[Texte à étudier]

13 Le dispositif de transmission de la puissance est le matériel hydraulique prévu pour fournir la puissance voulue afin de tourner la mèche du gouvernail, et qui comprend un ou plusieurs groupes moteurs de l'appareil à gouverner, ainsi que les tuyautages et accessoires associés, et un actionneur de gouvernail. Les dispositifs de transmission de la puissance peuvent avoir des éléments mécaniques communs tels que la barre, le secteur de barre et la mèche du gouvernail ou des éléments servant aux mêmes fins.
14 La vitesse maximale de service en marche avant est la plus grande vitesse de service prévue que le navire peut maintenir en mer lorsqu'il est à son tirant d'eau maximal.
15 La vitesse maximale en marche arrière est la vitesse que le navire est estimé pouvoir atteindre lorsqu'il utilise la puissance maximale en marche arrière prévue à la construction et qu'il est à son tirant d'eau océanique maximal.
16 Les locaux de machines sont tous les locaux de machines de la catégorie A, tous les autres locaux qui contiennent des machines servant à la propulsion, des chaudières, des groupes de traitement du combustible liquide, des machines à vapeur et des moteurs à combustion interne, des génératrices et des machines électriques importantes, des postes de mazoutage, des installations frigorifiques, des dispositifs de stabilisation, des installations de ventilation et de conditionnement d'air, de même que les locaux de même nature, ainsi que les puits qui y aboutissent.

[/Texte à étudier]
[Enregistrements présentés]

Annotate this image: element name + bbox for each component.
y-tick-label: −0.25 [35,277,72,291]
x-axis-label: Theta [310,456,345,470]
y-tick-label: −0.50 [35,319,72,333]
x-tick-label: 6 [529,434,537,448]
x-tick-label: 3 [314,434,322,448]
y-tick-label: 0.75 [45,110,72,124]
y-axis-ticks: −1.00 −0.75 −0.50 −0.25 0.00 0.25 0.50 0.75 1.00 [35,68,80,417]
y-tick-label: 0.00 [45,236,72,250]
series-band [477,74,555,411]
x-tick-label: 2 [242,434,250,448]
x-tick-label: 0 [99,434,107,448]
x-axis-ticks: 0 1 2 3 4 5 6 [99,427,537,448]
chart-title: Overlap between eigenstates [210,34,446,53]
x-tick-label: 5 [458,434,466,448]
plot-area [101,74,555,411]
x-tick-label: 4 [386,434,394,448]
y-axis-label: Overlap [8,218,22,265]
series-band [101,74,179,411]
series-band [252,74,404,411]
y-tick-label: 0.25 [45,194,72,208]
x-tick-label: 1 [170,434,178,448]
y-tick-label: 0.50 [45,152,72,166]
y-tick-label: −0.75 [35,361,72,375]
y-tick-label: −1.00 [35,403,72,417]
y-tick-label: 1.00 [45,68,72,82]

[/Enregistrements présentés]

= Tâches à réaliser =
(A) Dans le texte sur les navires, reformulez sous forme de liste le paragraphe qui commence par « Les locaux de machines sont », en gardant ses informations principales.
(B) Recopiez à l'identique un passage du texte sur les navires : commencez aux mots « 15 La vitesse » et arrêtez-vous après les mots « qui y aboutissent. ».

= Réponses par tâche =
(A)
Les locaux de machines comprennent :
- tous les locaux de machines de la catégorie A ;
- les autres locaux qui contiennent :
  - des machines servant à la propulsion ;
  - des chaudières ;
  - des groupes de traitement du combustible liquide ;
  - des machines à vapeur et des moteurs à combustion interne ;
  - des génératrices et des machines électriques importantes ;
  - des postes de mazoutage ;
  - des installations frigorifiques ;
  - des dispositifs de stabilisation ;
  - des installations de ventilation et de conditionnement d'air ;
- les locaux de même nature ;
- les puits qui aboutissent à ces locaux.

(B)
15 La vitesse maximale en marche arrière est la vitesse que le navire est estimé pouvoir atteindre lorsqu'il utilise la puissance maximale en marche arrière prévue à la construction et qu'il est à son tirant d'eau océanique maximal.
16 Les locaux de machines sont tous les locaux de machines de la catégorie A, tous les autres locaux qui contiennent des machines servant à la propulsion, des chaudières, des groupes de traitement du combustible liquide, des machines à vapeur et des moteurs à combustion interne, des génératrices et des machines électriques importantes, des postes de mazoutage, des installations frigorifiques, des dispositifs de stabilisation, des installations de ventilation et de conditionnement d'air, de même que les locaux de même nature, ainsi que les puits qui y aboutissent.